▶ **Stated exercise**
From the listing below, pull out the lines that hold "xlabel".

▶ **Dataset rows**
● ● ● ●

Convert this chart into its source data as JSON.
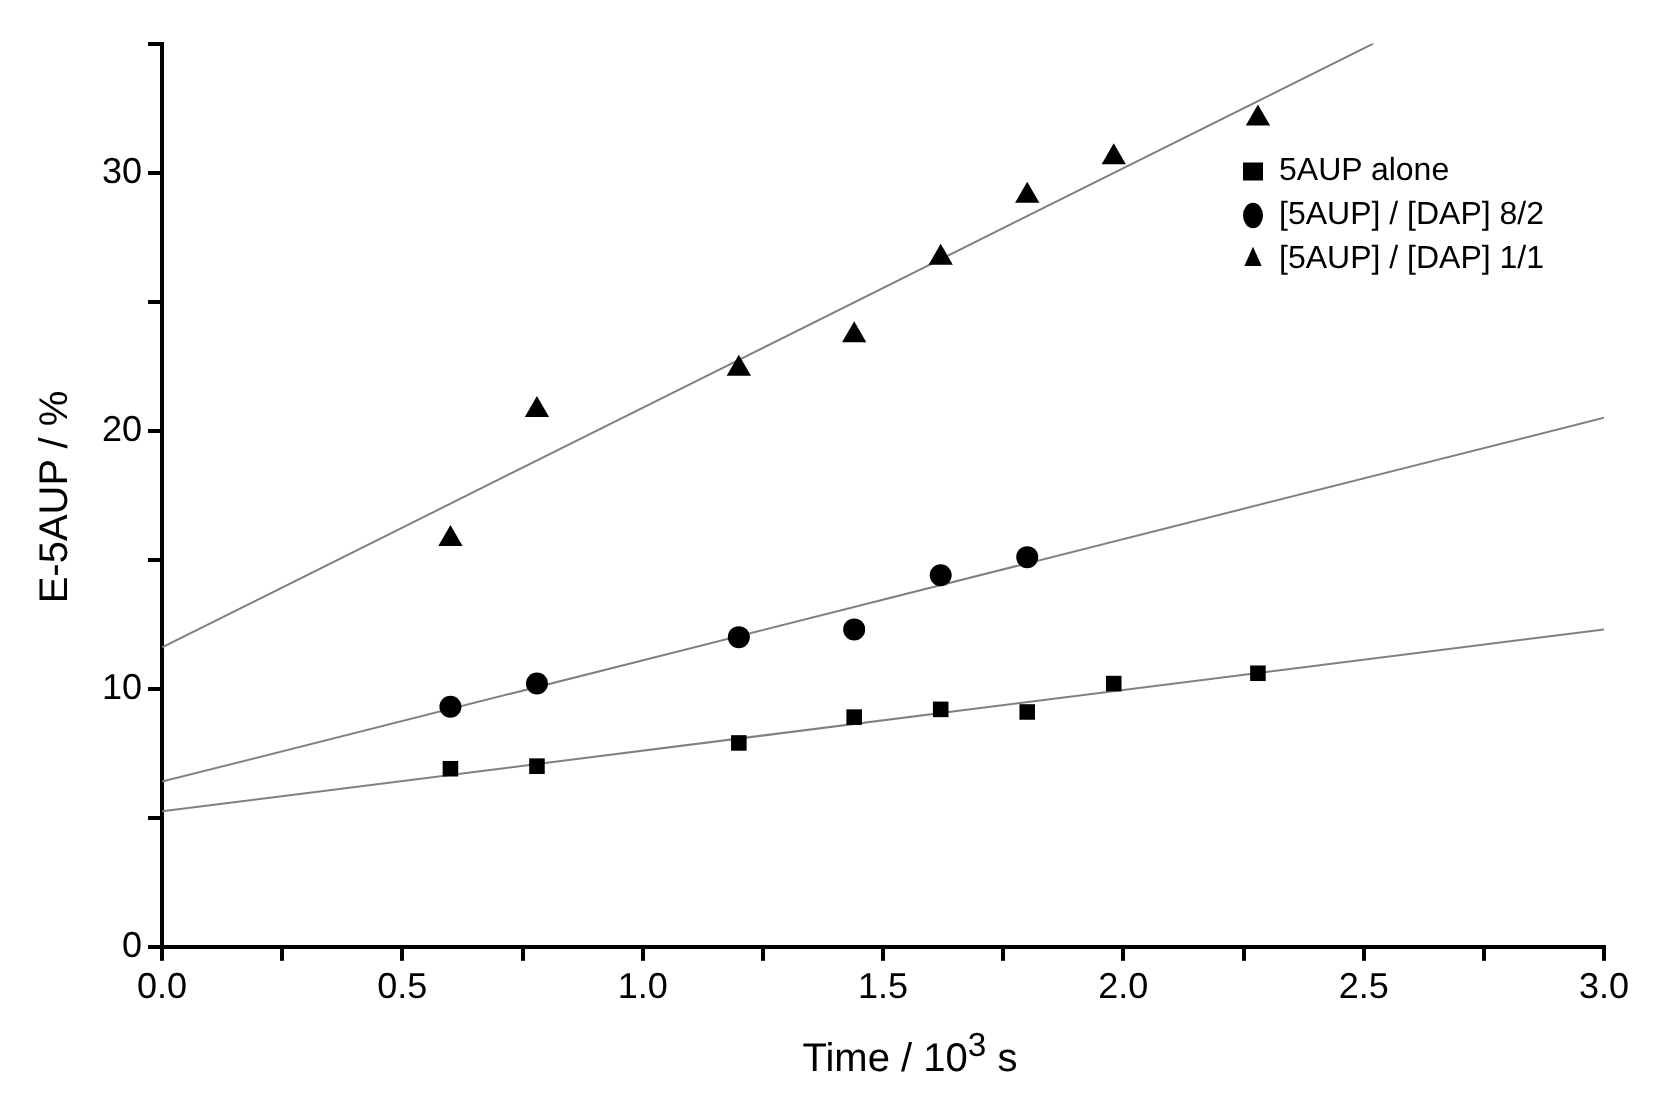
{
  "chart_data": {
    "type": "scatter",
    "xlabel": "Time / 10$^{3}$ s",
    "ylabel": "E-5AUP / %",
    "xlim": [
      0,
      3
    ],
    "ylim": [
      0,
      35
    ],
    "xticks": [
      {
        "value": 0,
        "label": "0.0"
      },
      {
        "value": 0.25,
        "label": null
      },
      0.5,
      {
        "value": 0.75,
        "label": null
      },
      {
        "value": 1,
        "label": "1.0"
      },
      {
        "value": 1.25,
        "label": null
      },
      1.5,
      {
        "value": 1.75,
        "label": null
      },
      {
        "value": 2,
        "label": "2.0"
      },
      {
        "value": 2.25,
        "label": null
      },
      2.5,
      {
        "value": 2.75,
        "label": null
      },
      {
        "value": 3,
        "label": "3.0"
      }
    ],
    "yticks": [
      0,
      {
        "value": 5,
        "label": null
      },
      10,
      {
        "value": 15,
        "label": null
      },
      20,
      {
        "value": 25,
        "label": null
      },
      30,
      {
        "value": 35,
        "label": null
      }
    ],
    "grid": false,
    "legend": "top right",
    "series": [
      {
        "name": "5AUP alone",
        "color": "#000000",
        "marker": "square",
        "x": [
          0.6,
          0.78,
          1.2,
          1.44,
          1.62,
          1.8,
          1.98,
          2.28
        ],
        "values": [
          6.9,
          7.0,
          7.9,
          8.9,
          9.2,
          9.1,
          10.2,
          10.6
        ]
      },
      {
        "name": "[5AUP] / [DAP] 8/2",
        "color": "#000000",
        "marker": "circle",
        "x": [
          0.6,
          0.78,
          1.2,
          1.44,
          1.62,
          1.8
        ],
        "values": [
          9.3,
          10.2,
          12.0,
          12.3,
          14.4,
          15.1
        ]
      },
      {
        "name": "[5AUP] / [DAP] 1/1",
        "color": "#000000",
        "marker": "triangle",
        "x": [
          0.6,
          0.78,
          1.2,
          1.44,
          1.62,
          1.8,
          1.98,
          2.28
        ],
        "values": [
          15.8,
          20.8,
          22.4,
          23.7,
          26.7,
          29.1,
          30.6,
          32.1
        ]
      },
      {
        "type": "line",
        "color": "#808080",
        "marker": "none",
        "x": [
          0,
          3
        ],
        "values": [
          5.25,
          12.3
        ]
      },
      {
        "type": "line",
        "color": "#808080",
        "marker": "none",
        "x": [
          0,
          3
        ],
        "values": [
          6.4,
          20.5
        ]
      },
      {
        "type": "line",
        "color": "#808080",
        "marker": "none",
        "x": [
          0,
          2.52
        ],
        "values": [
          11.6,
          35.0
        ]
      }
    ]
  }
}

● ● ● ●

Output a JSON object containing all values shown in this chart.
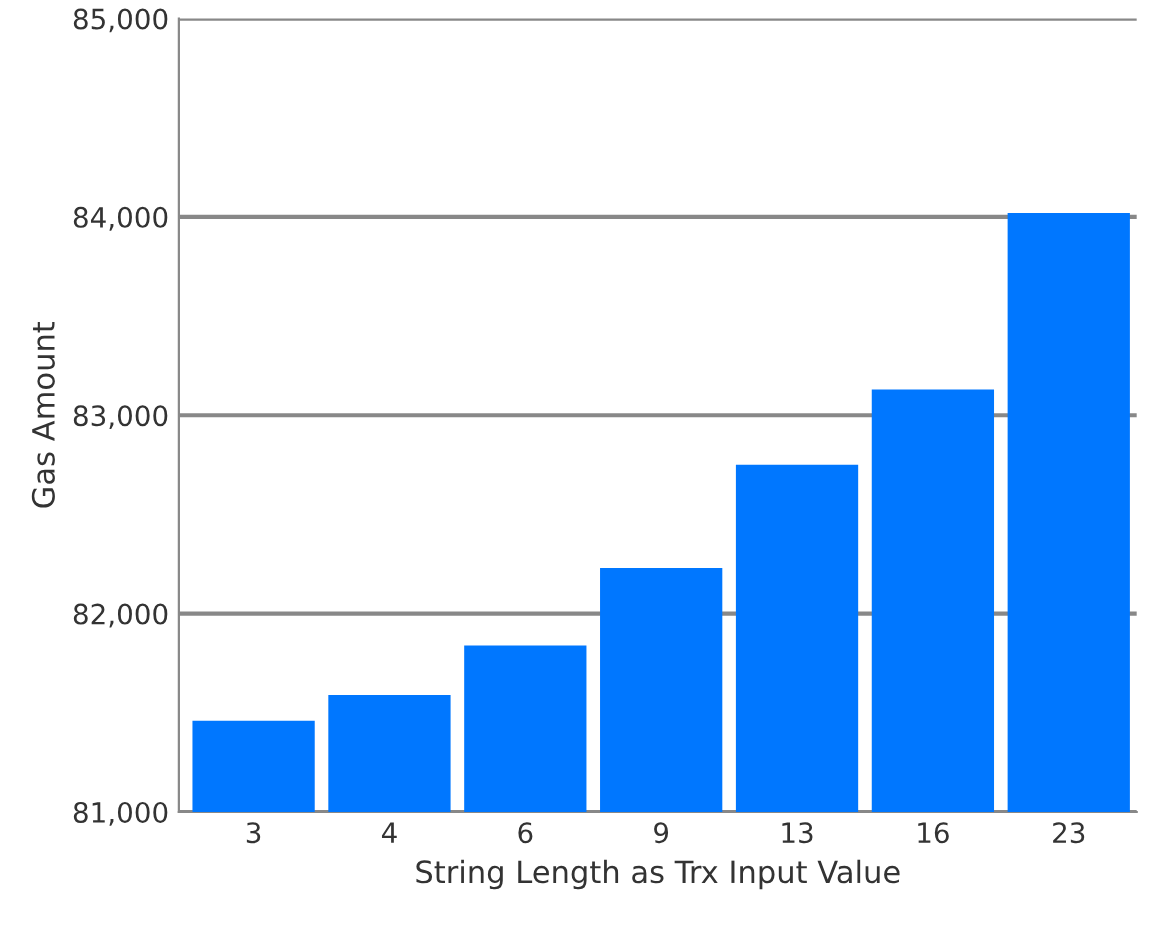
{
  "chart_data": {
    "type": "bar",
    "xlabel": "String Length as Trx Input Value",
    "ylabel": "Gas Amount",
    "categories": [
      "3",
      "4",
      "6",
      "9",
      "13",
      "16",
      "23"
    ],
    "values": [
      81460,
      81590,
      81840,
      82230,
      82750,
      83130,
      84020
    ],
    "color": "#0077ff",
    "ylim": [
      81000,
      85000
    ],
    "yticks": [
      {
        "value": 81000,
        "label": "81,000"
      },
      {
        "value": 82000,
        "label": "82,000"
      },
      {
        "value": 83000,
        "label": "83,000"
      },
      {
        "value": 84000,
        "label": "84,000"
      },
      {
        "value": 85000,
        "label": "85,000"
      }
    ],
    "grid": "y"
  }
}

● ● ● ●

▶ **Exercise solution**
    "xlabel": "Time / 10$^{3}$ s",
    "xlabel": "String Length as Trx Input Value",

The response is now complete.